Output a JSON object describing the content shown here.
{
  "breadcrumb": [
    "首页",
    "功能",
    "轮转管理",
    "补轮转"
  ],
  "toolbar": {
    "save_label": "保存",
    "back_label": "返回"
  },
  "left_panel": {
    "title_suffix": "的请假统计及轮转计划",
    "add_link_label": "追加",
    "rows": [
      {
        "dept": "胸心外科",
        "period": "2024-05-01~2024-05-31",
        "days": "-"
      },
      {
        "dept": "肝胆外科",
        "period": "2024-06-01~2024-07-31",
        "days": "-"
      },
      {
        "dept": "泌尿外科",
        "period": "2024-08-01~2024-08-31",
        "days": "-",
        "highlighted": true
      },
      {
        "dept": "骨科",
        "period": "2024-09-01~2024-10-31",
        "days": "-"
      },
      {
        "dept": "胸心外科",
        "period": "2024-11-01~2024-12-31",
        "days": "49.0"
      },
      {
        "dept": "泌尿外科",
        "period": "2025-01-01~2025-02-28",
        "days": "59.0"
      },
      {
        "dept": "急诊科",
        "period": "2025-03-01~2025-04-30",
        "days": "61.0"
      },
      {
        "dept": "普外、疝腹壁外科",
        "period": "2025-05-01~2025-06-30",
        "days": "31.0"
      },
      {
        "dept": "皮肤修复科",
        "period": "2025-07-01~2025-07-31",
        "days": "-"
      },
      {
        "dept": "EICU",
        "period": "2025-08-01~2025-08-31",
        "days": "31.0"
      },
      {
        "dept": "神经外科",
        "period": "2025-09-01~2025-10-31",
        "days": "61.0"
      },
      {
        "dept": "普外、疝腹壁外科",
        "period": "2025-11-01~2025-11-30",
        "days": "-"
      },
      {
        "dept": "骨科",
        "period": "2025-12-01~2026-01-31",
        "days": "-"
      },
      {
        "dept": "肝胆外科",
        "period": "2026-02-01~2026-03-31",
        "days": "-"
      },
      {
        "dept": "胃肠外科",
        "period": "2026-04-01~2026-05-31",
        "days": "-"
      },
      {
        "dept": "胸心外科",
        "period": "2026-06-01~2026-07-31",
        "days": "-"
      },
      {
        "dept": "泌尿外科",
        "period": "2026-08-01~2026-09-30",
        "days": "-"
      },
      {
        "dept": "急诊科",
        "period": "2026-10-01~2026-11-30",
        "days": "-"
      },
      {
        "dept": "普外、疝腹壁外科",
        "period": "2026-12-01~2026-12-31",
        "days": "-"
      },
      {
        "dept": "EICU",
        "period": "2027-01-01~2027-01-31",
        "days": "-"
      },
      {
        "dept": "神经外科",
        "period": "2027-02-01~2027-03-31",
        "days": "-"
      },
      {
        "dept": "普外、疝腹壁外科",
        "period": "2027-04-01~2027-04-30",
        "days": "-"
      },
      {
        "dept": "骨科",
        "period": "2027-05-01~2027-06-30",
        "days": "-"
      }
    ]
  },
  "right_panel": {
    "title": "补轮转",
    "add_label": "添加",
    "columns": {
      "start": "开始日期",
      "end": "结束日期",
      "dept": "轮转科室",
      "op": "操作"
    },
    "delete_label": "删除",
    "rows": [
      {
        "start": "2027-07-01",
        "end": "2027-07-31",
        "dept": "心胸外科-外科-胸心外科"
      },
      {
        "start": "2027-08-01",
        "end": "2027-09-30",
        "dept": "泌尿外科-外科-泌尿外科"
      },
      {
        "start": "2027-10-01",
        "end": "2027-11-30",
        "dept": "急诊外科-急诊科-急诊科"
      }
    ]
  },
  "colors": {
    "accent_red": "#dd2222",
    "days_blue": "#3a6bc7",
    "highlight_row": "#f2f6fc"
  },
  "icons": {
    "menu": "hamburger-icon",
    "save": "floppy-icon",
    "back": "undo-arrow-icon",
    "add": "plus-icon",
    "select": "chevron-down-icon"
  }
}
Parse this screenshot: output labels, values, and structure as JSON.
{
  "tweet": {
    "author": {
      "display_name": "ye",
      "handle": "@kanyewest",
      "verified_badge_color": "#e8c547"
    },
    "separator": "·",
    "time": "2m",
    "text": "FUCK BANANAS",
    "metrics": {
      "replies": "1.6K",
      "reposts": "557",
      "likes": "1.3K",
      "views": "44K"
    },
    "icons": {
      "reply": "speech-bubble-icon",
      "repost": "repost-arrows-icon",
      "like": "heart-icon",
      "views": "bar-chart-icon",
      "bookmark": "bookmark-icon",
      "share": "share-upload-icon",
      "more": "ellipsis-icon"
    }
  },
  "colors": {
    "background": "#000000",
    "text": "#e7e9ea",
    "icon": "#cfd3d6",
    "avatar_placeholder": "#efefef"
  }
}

__To do__. Faithfully copy every entry, leaving nothing out.

__Full solution__.
Output a JSON object describing the content shown here.
{
  "breadcrumb": [
    "首页",
    "功能",
    "轮转管理",
    "补轮转"
  ],
  "toolbar": {
    "save_label": "保存",
    "back_label": "返回"
  },
  "left_panel": {
    "title_suffix": "的请假统计及轮转计划",
    "add_link_label": "追加",
    "rows": [
      {
        "dept": "胸心外科",
        "period": "2024-05-01~2024-05-31",
        "days": "-"
      },
      {
        "dept": "肝胆外科",
        "period": "2024-06-01~2024-07-31",
        "days": "-"
      },
      {
        "dept": "泌尿外科",
        "period": "2024-08-01~2024-08-31",
        "days": "-",
        "highlighted": true
      },
      {
        "dept": "骨科",
        "period": "2024-09-01~2024-10-31",
        "days": "-"
      },
      {
        "dept": "胸心外科",
        "period": "2024-11-01~2024-12-31",
        "days": "49.0"
      },
      {
        "dept": "泌尿外科",
        "period": "2025-01-01~2025-02-28",
        "days": "59.0"
      },
      {
        "dept": "急诊科",
        "period": "2025-03-01~2025-04-30",
        "days": "61.0"
      },
      {
        "dept": "普外、疝腹壁外科",
        "period": "2025-05-01~2025-06-30",
        "days": "31.0"
      },
      {
        "dept": "皮肤修复科",
        "period": "2025-07-01~2025-07-31",
        "days": "-"
      },
      {
        "dept": "EICU",
        "period": "2025-08-01~2025-08-31",
        "days": "31.0"
      },
      {
        "dept": "神经外科",
        "period": "2025-09-01~2025-10-31",
        "days": "61.0"
      },
      {
        "dept": "普外、疝腹壁外科",
        "period": "2025-11-01~2025-11-30",
        "days": "-"
      },
      {
        "dept": "骨科",
        "period": "2025-12-01~2026-01-31",
        "days": "-"
      },
      {
        "dept": "肝胆外科",
        "period": "2026-02-01~2026-03-31",
        "days": "-"
      },
      {
        "dept": "胃肠外科",
        "period": "2026-04-01~2026-05-31",
        "days": "-"
      },
      {
        "dept": "胸心外科",
        "period": "2026-06-01~2026-07-31",
        "days": "-"
      },
      {
        "dept": "泌尿外科",
        "period": "2026-08-01~2026-09-30",
        "days": "-"
      },
      {
        "dept": "急诊科",
        "period": "2026-10-01~2026-11-30",
        "days": "-"
      },
      {
        "dept": "普外、疝腹壁外科",
        "period": "2026-12-01~2026-12-31",
        "days": "-"
      },
      {
        "dept": "EICU",
        "period": "2027-01-01~2027-01-31",
        "days": "-"
      },
      {
        "dept": "神经外科",
        "period": "2027-02-01~2027-03-31",
        "days": "-"
      },
      {
        "dept": "普外、疝腹壁外科",
        "period": "2027-04-01~2027-04-30",
        "days": "-"
      },
      {
        "dept": "骨科",
        "period": "2027-05-01~2027-06-30",
        "days": "-"
      }
    ]
  },
  "right_panel": {
    "title": "补轮转",
    "add_label": "添加",
    "columns": {
      "start": "开始日期",
      "end": "结束日期",
      "dept": "轮转科室",
      "op": "操作"
    },
    "delete_label": "删除",
    "rows": [
      {
        "start": "2027-07-01",
        "end": "2027-07-31",
        "dept": "心胸外科-外科-胸心外科"
      },
      {
        "start": "2027-08-01",
        "end": "2027-09-30",
        "dept": "泌尿外科-外科-泌尿外科"
      },
      {
        "start": "2027-10-01",
        "end": "2027-11-30",
        "dept": "急诊外科-急诊科-急诊科"
      }
    ]
  },
  "colors": {
    "accent_red": "#dd2222",
    "days_blue": "#3a6bc7",
    "highlight_row": "#f2f6fc"
  },
  "icons": {
    "menu": "hamburger-icon",
    "save": "floppy-icon",
    "back": "undo-arrow-icon",
    "add": "plus-icon",
    "select": "chevron-down-icon"
  }
}
Parse this screenshot: output labels, values, and structure as JSON.
{
  "tweet": {
    "author": {
      "display_name": "ye",
      "handle": "@kanyewest",
      "verified_badge_color": "#e8c547"
    },
    "separator": "·",
    "time": "2m",
    "text": "FUCK BANANAS",
    "metrics": {
      "replies": "1.6K",
      "reposts": "557",
      "likes": "1.3K",
      "views": "44K"
    },
    "icons": {
      "reply": "speech-bubble-icon",
      "repost": "repost-arrows-icon",
      "like": "heart-icon",
      "views": "bar-chart-icon",
      "bookmark": "bookmark-icon",
      "share": "share-upload-icon",
      "more": "ellipsis-icon"
    }
  },
  "colors": {
    "background": "#000000",
    "text": "#e7e9ea",
    "icon": "#cfd3d6",
    "avatar_placeholder": "#efefef"
  }
}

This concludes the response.